__Written instruction__
Reproduce the listing below exactly, minus its pictures.

__Working data__
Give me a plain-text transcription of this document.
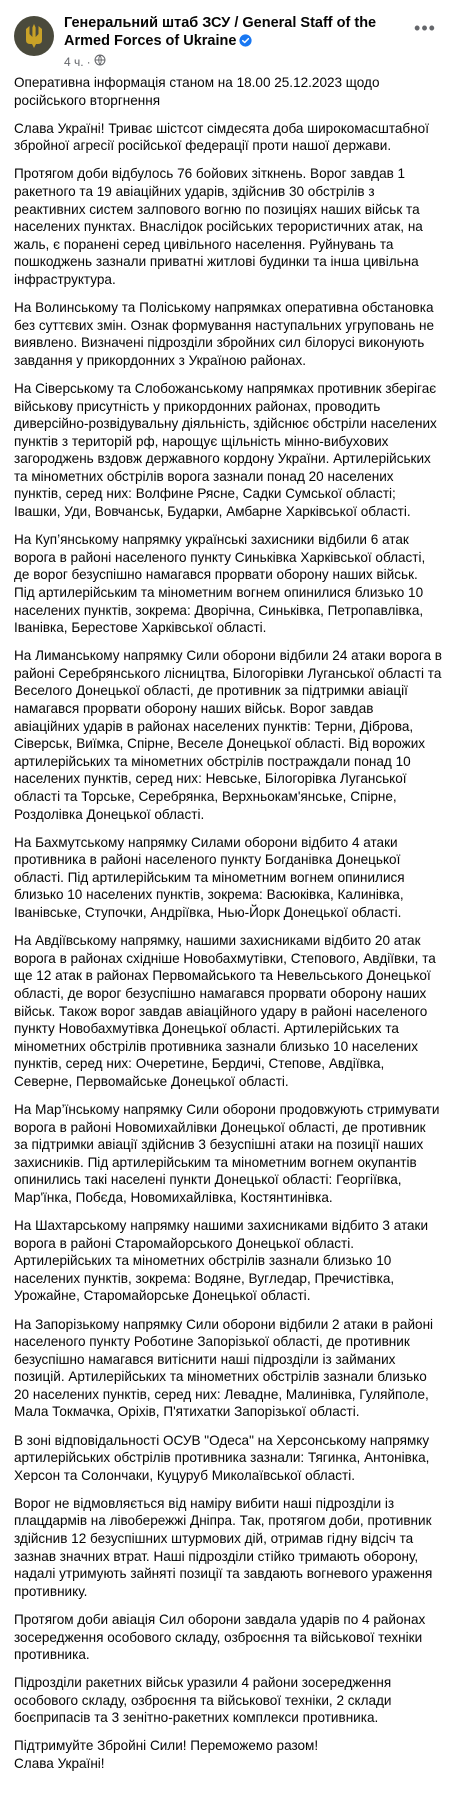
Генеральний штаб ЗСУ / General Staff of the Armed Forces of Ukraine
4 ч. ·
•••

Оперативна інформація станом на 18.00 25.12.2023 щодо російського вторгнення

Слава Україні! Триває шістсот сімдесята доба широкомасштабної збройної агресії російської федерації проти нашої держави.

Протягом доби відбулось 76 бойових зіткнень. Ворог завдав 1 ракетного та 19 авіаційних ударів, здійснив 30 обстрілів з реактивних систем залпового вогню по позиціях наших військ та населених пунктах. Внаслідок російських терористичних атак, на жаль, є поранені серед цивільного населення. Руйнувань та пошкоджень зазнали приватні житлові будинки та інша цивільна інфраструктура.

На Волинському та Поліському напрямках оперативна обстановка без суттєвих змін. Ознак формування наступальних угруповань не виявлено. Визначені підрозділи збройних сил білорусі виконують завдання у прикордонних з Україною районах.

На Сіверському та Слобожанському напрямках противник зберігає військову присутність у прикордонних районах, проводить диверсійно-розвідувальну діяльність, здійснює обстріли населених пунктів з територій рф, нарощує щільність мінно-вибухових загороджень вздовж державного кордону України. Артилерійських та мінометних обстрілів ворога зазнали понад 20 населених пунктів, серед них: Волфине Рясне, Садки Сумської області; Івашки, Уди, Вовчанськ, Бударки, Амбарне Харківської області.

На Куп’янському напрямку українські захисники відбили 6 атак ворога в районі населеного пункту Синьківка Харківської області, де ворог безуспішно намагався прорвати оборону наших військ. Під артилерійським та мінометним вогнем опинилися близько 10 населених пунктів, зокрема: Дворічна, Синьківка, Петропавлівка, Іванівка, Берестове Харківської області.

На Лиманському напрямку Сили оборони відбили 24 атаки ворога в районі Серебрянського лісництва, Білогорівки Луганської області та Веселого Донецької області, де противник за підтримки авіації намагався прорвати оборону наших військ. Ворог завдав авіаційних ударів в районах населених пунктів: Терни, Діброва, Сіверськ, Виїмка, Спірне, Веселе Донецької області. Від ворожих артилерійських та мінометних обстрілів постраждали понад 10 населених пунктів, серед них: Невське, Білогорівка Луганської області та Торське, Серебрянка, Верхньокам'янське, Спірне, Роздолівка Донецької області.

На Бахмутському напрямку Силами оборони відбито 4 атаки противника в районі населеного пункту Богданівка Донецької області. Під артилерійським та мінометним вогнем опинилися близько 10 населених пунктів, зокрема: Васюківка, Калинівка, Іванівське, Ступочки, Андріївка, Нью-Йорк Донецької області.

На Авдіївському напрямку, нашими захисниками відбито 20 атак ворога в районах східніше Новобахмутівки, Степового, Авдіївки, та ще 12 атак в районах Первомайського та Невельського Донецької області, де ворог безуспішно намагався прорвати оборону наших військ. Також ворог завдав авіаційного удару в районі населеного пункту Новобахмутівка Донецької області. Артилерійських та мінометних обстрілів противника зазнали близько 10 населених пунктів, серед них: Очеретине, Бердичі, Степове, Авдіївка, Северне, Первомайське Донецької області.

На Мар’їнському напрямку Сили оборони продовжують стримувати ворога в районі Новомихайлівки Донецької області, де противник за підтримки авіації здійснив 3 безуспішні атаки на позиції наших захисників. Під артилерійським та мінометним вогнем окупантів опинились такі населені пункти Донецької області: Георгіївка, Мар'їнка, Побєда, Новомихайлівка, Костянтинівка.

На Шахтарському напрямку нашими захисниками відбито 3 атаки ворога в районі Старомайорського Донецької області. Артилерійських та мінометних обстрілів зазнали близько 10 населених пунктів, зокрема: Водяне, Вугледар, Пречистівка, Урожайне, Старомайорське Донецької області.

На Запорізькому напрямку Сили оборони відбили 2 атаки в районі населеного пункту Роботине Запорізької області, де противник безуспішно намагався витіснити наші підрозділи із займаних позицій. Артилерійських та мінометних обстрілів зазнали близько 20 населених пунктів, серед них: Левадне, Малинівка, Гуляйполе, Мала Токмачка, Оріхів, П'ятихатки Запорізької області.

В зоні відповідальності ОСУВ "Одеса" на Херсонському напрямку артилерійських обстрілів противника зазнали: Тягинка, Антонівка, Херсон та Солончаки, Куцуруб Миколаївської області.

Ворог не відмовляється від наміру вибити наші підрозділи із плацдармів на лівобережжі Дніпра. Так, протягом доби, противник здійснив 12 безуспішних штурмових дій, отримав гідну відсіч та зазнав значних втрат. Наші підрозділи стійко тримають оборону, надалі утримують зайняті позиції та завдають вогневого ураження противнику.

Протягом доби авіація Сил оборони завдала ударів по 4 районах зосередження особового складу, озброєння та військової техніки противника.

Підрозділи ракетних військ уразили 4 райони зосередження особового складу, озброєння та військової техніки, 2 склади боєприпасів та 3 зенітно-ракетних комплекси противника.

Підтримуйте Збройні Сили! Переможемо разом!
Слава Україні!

__Problem solution__
Give me a plain-text transcription of this document.
Генеральний штаб ЗСУ / General Staff of the Armed Forces of Ukraine
4 ч. ·
•••

Оперативна інформація станом на 18.00 25.12.2023 щодо російського вторгнення

Слава Україні! Триває шістсот сімдесята доба широкомасштабної збройної агресії російської федерації проти нашої держави.

Протягом доби відбулось 76 бойових зіткнень. Ворог завдав 1 ракетного та 19 авіаційних ударів, здійснив 30 обстрілів з реактивних систем залпового вогню по позиціях наших військ та населених пунктах. Внаслідок російських терористичних атак, на жаль, є поранені серед цивільного населення. Руйнувань та пошкоджень зазнали приватні житлові будинки та інша цивільна інфраструктура.

На Волинському та Поліському напрямках оперативна обстановка без суттєвих змін. Ознак формування наступальних угруповань не виявлено. Визначені підрозділи збройних сил білорусі виконують завдання у прикордонних з Україною районах.

На Сіверському та Слобожанському напрямках противник зберігає військову присутність у прикордонних районах, проводить диверсійно-розвідувальну діяльність, здійснює обстріли населених пунктів з територій рф, нарощує щільність мінно-вибухових загороджень вздовж державного кордону України. Артилерійських та мінометних обстрілів ворога зазнали понад 20 населених пунктів, серед них: Волфине Рясне, Садки Сумської області; Івашки, Уди, Вовчанськ, Бударки, Амбарне Харківської області.

На Куп’янському напрямку українські захисники відбили 6 атак ворога в районі населеного пункту Синьківка Харківської області, де ворог безуспішно намагався прорвати оборону наших військ. Під артилерійським та мінометним вогнем опинилися близько 10 населених пунктів, зокрема: Дворічна, Синьківка, Петропавлівка, Іванівка, Берестове Харківської області.

На Лиманському напрямку Сили оборони відбили 24 атаки ворога в районі Серебрянського лісництва, Білогорівки Луганської області та Веселого Донецької області, де противник за підтримки авіації намагався прорвати оборону наших військ. Ворог завдав авіаційних ударів в районах населених пунктів: Терни, Діброва, Сіверськ, Виїмка, Спірне, Веселе Донецької області. Від ворожих артилерійських та мінометних обстрілів постраждали понад 10 населених пунктів, серед них: Невське, Білогорівка Луганської області та Торське, Серебрянка, Верхньокам'янське, Спірне, Роздолівка Донецької області.

На Бахмутському напрямку Силами оборони відбито 4 атаки противника в районі населеного пункту Богданівка Донецької області. Під артилерійським та мінометним вогнем опинилися близько 10 населених пунктів, зокрема: Васюківка, Калинівка, Іванівське, Ступочки, Андріївка, Нью-Йорк Донецької області.

На Авдіївському напрямку, нашими захисниками відбито 20 атак ворога в районах східніше Новобахмутівки, Степового, Авдіївки, та ще 12 атак в районах Первомайського та Невельського Донецької області, де ворог безуспішно намагався прорвати оборону наших військ. Також ворог завдав авіаційного удару в районі населеного пункту Новобахмутівка Донецької області. Артилерійських та мінометних обстрілів противника зазнали близько 10 населених пунктів, серед них: Очеретине, Бердичі, Степове, Авдіївка, Северне, Первомайське Донецької області.

На Мар’їнському напрямку Сили оборони продовжують стримувати ворога в районі Новомихайлівки Донецької області, де противник за підтримки авіації здійснив 3 безуспішні атаки на позиції наших захисників. Під артилерійським та мінометним вогнем окупантів опинились такі населені пункти Донецької області: Георгіївка, Мар'їнка, Побєда, Новомихайлівка, Костянтинівка.

На Шахтарському напрямку нашими захисниками відбито 3 атаки ворога в районі Старомайорського Донецької області. Артилерійських та мінометних обстрілів зазнали близько 10 населених пунктів, зокрема: Водяне, Вугледар, Пречистівка, Урожайне, Старомайорське Донецької області.

На Запорізькому напрямку Сили оборони відбили 2 атаки в районі населеного пункту Роботине Запорізької області, де противник безуспішно намагався витіснити наші підрозділи із займаних позицій. Артилерійських та мінометних обстрілів зазнали близько 20 населених пунктів, серед них: Левадне, Малинівка, Гуляйполе, Мала Токмачка, Оріхів, П'ятихатки Запорізької області.

В зоні відповідальності ОСУВ "Одеса" на Херсонському напрямку артилерійських обстрілів противника зазнали: Тягинка, Антонівка, Херсон та Солончаки, Куцуруб Миколаївської області.

Ворог не відмовляється від наміру вибити наші підрозділи із плацдармів на лівобережжі Дніпра. Так, протягом доби, противник здійснив 12 безуспішних штурмових дій, отримав гідну відсіч та зазнав значних втрат. Наші підрозділи стійко тримають оборону, надалі утримують зайняті позиції та завдають вогневого ураження противнику.

Протягом доби авіація Сил оборони завдала ударів по 4 районах зосередження особового складу, озброєння та військової техніки противника.

Підрозділи ракетних військ уразили 4 райони зосередження особового складу, озброєння та військової техніки, 2 склади боєприпасів та 3 зенітно-ракетних комплекси противника.

Підтримуйте Збройні Сили! Переможемо разом!
Слава Україні!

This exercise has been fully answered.